>> begin DATA LINES

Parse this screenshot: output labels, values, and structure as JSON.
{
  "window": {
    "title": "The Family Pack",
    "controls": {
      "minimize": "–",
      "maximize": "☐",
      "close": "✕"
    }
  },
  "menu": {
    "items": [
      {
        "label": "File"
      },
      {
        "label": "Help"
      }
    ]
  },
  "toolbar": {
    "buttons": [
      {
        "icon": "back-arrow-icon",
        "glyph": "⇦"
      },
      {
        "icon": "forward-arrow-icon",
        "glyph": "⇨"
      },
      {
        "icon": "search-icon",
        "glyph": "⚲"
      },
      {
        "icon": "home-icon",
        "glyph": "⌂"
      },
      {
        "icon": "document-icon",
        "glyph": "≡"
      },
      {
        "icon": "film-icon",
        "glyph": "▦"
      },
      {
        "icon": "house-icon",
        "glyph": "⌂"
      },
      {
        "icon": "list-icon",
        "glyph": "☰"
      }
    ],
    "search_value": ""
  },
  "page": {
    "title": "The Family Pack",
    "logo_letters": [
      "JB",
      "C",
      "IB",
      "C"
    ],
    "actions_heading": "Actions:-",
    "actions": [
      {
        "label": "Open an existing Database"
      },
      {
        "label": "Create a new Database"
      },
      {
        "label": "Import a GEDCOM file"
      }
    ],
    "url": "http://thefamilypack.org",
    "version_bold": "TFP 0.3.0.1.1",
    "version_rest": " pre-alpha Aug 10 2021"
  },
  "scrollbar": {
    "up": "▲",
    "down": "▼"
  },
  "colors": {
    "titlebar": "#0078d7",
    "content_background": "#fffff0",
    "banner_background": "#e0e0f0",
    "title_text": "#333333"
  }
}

>> end DATA LINES

#### [GOAL]
All lines that include "icon" are to be gathered and copied.

#### [OUTPUT BELOW]
        "icon": "back-arrow-icon",
        "icon": "forward-arrow-icon",
        "icon": "search-icon",
        "icon": "home-icon",
        "icon": "document-icon",
        "icon": "film-icon",
        "icon": "house-icon",
        "icon": "list-icon",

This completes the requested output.